Collected data entries:
▼

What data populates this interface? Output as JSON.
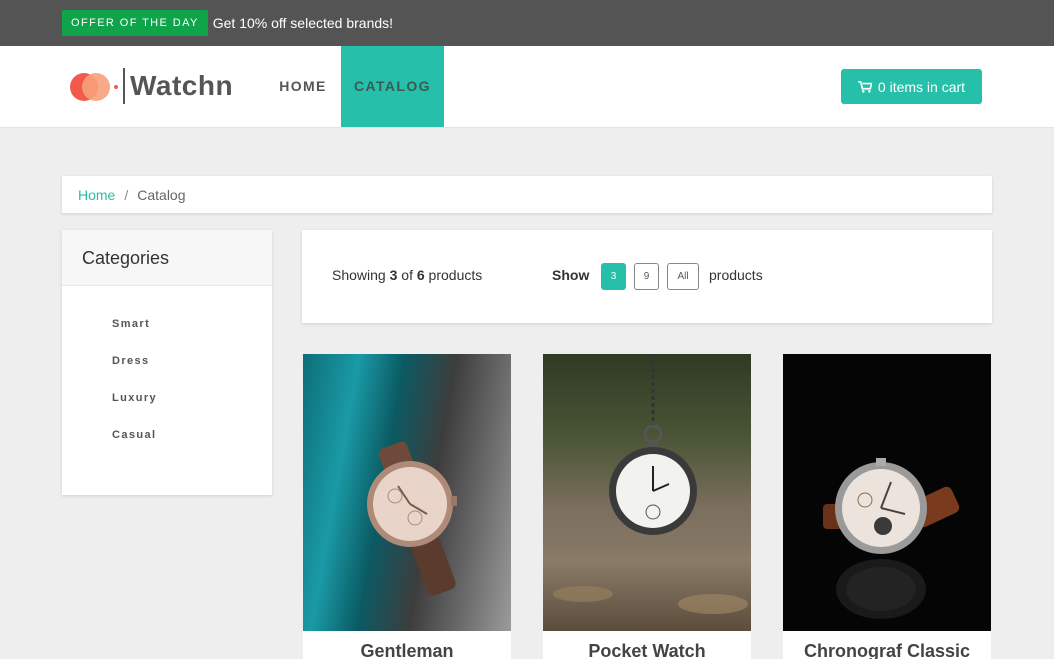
{
  "offer": {
    "badge": "OFFER OF THE DAY",
    "text": "Get 10% off selected brands!"
  },
  "brand": {
    "name": "Watchn"
  },
  "nav": {
    "home": "HOME",
    "catalog": "CATALOG"
  },
  "cart": {
    "label": "0 items in cart",
    "icon": "shopping-cart-icon"
  },
  "breadcrumb": {
    "home": "Home",
    "separator": "/",
    "current": "Catalog"
  },
  "categories": {
    "title": "Categories",
    "items": [
      "Smart",
      "Dress",
      "Luxury",
      "Casual"
    ]
  },
  "toolbar": {
    "showing_prefix": "Showing",
    "shown": "3",
    "of": "of",
    "total": "6",
    "products_suffix": "products",
    "show_label": "Show",
    "page_sizes": [
      "3",
      "9",
      "All"
    ],
    "selected_page_size": "3",
    "products_label": "products"
  },
  "products": [
    {
      "name": "Gentleman"
    },
    {
      "name": "Pocket Watch"
    },
    {
      "name": "Chronograf Classic"
    }
  ],
  "colors": {
    "accent": "#26bfa9",
    "offer_green": "#0fa34a",
    "topbar": "#555454"
  }
}
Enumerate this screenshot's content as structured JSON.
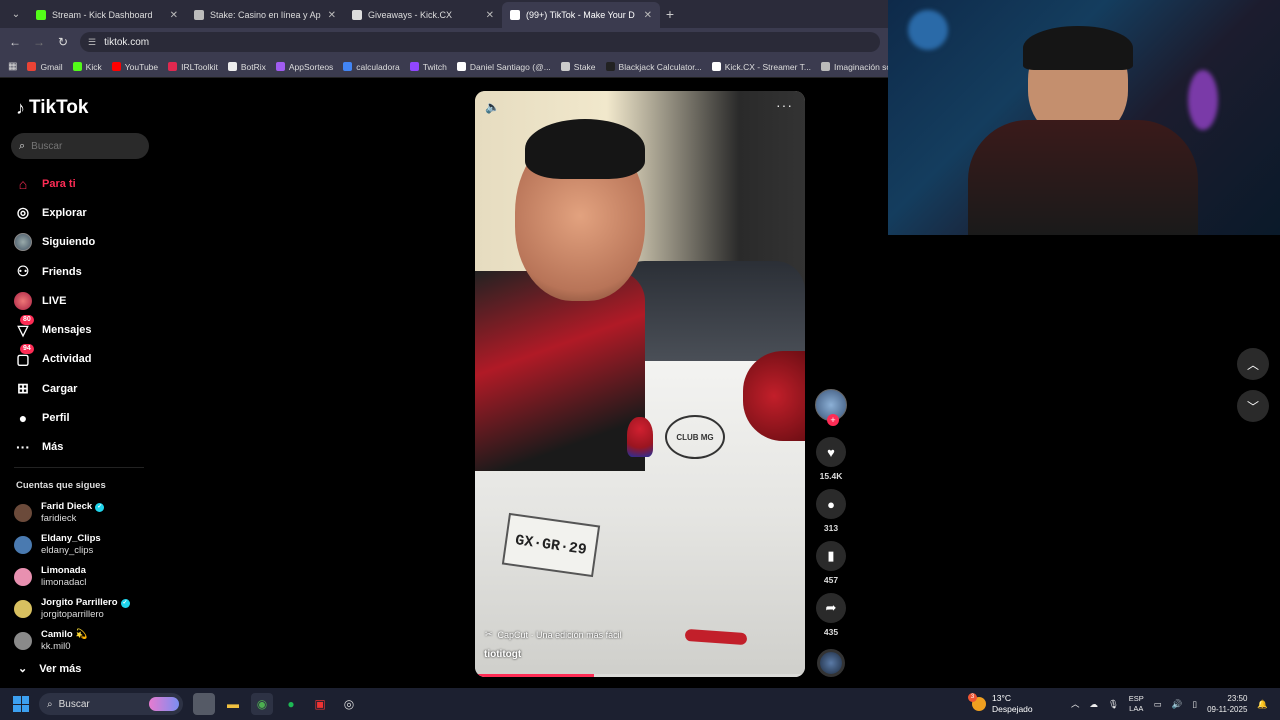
{
  "browser": {
    "tabs": [
      {
        "label": "Stream - Kick Dashboard",
        "color": "#53fc18",
        "active": false
      },
      {
        "label": "Stake: Casino en línea y Ap",
        "color": "#bbbbbb",
        "active": false
      },
      {
        "label": "Giveaways - Kick.CX",
        "color": "#dddddd",
        "active": false
      },
      {
        "label": "(99+) TikTok - Make Your D",
        "color": "#ffffff",
        "active": true
      }
    ],
    "new_tab": "+",
    "url": "tiktok.com",
    "bookmarks": [
      {
        "label": "Gmail",
        "color": "#ea4335"
      },
      {
        "label": "Kick",
        "color": "#53fc18"
      },
      {
        "label": "YouTube",
        "color": "#ff0000"
      },
      {
        "label": "IRLToolkit",
        "color": "#e0284f"
      },
      {
        "label": "BotRix",
        "color": "#eeeeee"
      },
      {
        "label": "AppSorteos",
        "color": "#a05cf0"
      },
      {
        "label": "calculadora",
        "color": "#4285f4"
      },
      {
        "label": "Twitch",
        "color": "#9146ff"
      },
      {
        "label": "Daniel Santiago (@...",
        "color": "#ffffff"
      },
      {
        "label": "Stake",
        "color": "#cccccc"
      },
      {
        "label": "Blackjack Calculator...",
        "color": "#222222"
      },
      {
        "label": "Kick.CX - Streamer T...",
        "color": "#ffffff"
      },
      {
        "label": "Imaginación so",
        "color": "#bbbbbb"
      }
    ]
  },
  "tiktok": {
    "brand": "TikTok",
    "search_placeholder": "Buscar",
    "nav": [
      {
        "label": "Para ti",
        "icon": "home-icon",
        "active": true,
        "badge": ""
      },
      {
        "label": "Explorar",
        "icon": "compass-icon",
        "active": false,
        "badge": ""
      },
      {
        "label": "Siguiendo",
        "icon": "following-avatar-icon",
        "active": false,
        "badge": ""
      },
      {
        "label": "Friends",
        "icon": "friends-icon",
        "active": false,
        "badge": ""
      },
      {
        "label": "LIVE",
        "icon": "live-icon",
        "active": false,
        "badge": ""
      },
      {
        "label": "Mensajes",
        "icon": "message-icon",
        "active": false,
        "badge": "80"
      },
      {
        "label": "Actividad",
        "icon": "activity-icon",
        "active": false,
        "badge": "94"
      },
      {
        "label": "Cargar",
        "icon": "upload-icon",
        "active": false,
        "badge": ""
      },
      {
        "label": "Perfil",
        "icon": "profile-icon",
        "active": false,
        "badge": ""
      },
      {
        "label": "Más",
        "icon": "more-icon",
        "active": false,
        "badge": ""
      }
    ],
    "following_title": "Cuentas que sigues",
    "following": [
      {
        "name": "Farid Dieck",
        "handle": "faridieck",
        "verified": true,
        "emoji": "",
        "color": "#6b4a3a"
      },
      {
        "name": "Eldany_Clips",
        "handle": "eldany_clips",
        "verified": false,
        "emoji": "",
        "color": "#4a7ab0"
      },
      {
        "name": "Limonada",
        "handle": "limonadacl",
        "verified": false,
        "emoji": "",
        "color": "#e890b0"
      },
      {
        "name": "Jorgito Parrillero",
        "handle": "jorgitoparrillero",
        "verified": true,
        "emoji": "",
        "color": "#d8c060"
      },
      {
        "name": "Camilo",
        "handle": "kk.mil0",
        "verified": false,
        "emoji": "💫",
        "color": "#8a8a8a"
      }
    ],
    "see_more": "Ver más",
    "video": {
      "plate": "GX·GR·29",
      "club": "CLUB MG",
      "capcut": "CapCut · Una edición más fácil",
      "author": "tiotitogt",
      "progress": 0.36
    },
    "actions": {
      "likes": "15.4K",
      "comments": "313",
      "saves": "457",
      "shares": "435"
    }
  },
  "taskbar": {
    "search": "Buscar",
    "weather_temp": "13°C",
    "weather_desc": "Despejado",
    "weather_badge": "3",
    "lang_top": "ESP",
    "lang_bottom": "LAA",
    "time": "23:50",
    "date": "09-11-2025"
  }
}
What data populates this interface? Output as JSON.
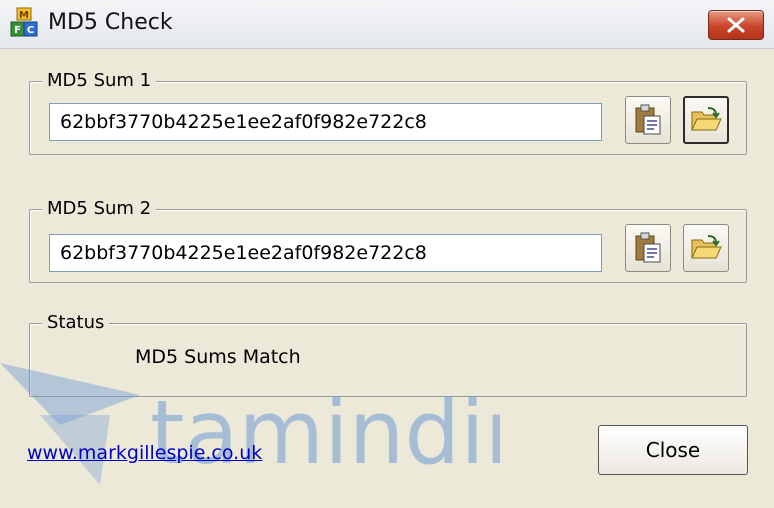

▲

• **Stated goal**: In the listing above, locate each line with "icon" and copy it.

• **Response for this exercise**:
    "icon": "shopping-cart-icon"
        "icon": "home-icon",
        "icon": "compass-icon",
        "icon": "following-avatar-icon",
        "icon": "friends-icon",
        "icon": "live-icon",
        "icon": "message-icon",
        "icon": "activity-icon",
        "icon": "upload-icon",
        "icon": "profile-icon",
        "icon": "more-icon",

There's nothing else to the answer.